> Exercise description: Below are some records; reproduce every one of them exactly.

> Input records:
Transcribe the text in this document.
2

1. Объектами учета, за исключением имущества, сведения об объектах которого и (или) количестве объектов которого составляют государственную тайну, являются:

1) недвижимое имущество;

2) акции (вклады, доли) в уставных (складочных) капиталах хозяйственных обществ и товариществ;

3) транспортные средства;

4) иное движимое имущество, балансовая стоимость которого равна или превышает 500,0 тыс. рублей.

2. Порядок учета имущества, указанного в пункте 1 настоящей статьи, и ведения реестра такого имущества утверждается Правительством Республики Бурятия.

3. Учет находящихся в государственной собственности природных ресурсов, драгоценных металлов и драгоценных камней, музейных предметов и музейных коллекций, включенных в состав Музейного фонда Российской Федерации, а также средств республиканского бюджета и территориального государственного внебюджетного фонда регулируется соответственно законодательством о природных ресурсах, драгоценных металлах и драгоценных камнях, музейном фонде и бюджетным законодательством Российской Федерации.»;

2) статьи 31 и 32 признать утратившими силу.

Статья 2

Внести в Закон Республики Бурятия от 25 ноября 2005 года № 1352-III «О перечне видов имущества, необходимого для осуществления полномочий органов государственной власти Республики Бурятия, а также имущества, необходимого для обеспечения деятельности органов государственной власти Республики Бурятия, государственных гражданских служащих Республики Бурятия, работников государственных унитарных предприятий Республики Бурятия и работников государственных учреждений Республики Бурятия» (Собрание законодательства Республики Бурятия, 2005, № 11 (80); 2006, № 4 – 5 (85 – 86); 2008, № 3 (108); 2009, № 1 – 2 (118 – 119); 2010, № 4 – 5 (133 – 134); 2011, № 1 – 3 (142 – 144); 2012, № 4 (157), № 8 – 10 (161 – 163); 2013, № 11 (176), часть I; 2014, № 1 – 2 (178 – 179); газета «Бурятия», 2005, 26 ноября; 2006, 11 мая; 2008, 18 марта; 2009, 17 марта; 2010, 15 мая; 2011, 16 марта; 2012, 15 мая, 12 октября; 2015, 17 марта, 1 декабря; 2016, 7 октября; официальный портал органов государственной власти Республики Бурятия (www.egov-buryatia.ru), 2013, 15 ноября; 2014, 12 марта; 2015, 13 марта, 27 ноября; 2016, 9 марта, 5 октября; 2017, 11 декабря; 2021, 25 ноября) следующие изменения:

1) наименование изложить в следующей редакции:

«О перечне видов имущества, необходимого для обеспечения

> Finished answer:
Transcribe the text in this document.
2

1. Объектами учета, за исключением имущества, сведения об объектах которого и (или) количестве объектов которого составляют государственную тайну, являются:

1) недвижимое имущество;

2) акции (вклады, доли) в уставных (складочных) капиталах хозяйственных обществ и товариществ;

3) транспортные средства;

4) иное движимое имущество, балансовая стоимость которого равна или превышает 500,0 тыс. рублей.

2. Порядок учета имущества, указанного в пункте 1 настоящей статьи, и ведения реестра такого имущества утверждается Правительством Республики Бурятия.

3. Учет находящихся в государственной собственности природных ресурсов, драгоценных металлов и драгоценных камней, музейных предметов и музейных коллекций, включенных в состав Музейного фонда Российской Федерации, а также средств республиканского бюджета и территориального государственного внебюджетного фонда регулируется соответственно законодательством о природных ресурсах, драгоценных металлах и драгоценных камнях, музейном фонде и бюджетным законодательством Российской Федерации.»;

2) статьи 31 и 32 признать утратившими силу.

Статья 2

Внести в Закон Республики Бурятия от 25 ноября 2005 года № 1352-III «О перечне видов имущества, необходимого для осуществления полномочий органов государственной власти Республики Бурятия, а также имущества, необходимого для обеспечения деятельности органов государственной власти Республики Бурятия, государственных гражданских служащих Республики Бурятия, работников государственных унитарных предприятий Республики Бурятия и работников государственных учреждений Республики Бурятия» (Собрание законодательства Республики Бурятия, 2005, № 11 (80); 2006, № 4 – 5 (85 – 86); 2008, № 3 (108); 2009, № 1 – 2 (118 – 119); 2010, № 4 – 5 (133 – 134); 2011, № 1 – 3 (142 – 144); 2012, № 4 (157), № 8 – 10 (161 – 163); 2013, № 11 (176), часть I; 2014, № 1 – 2 (178 – 179); газета «Бурятия», 2005, 26 ноября; 2006, 11 мая; 2008, 18 марта; 2009, 17 марта; 2010, 15 мая; 2011, 16 марта; 2012, 15 мая, 12 октября; 2015, 17 марта, 1 декабря; 2016, 7 октября; официальный портал органов государственной власти Республики Бурятия (www.egov-buryatia.ru), 2013, 15 ноября; 2014, 12 марта; 2015, 13 марта, 27 ноября; 2016, 9 марта, 5 октября; 2017, 11 декабря; 2021, 25 ноября) следующие изменения:

1) наименование изложить в следующей редакции:

«О перечне видов имущества, необходимого для обеспечения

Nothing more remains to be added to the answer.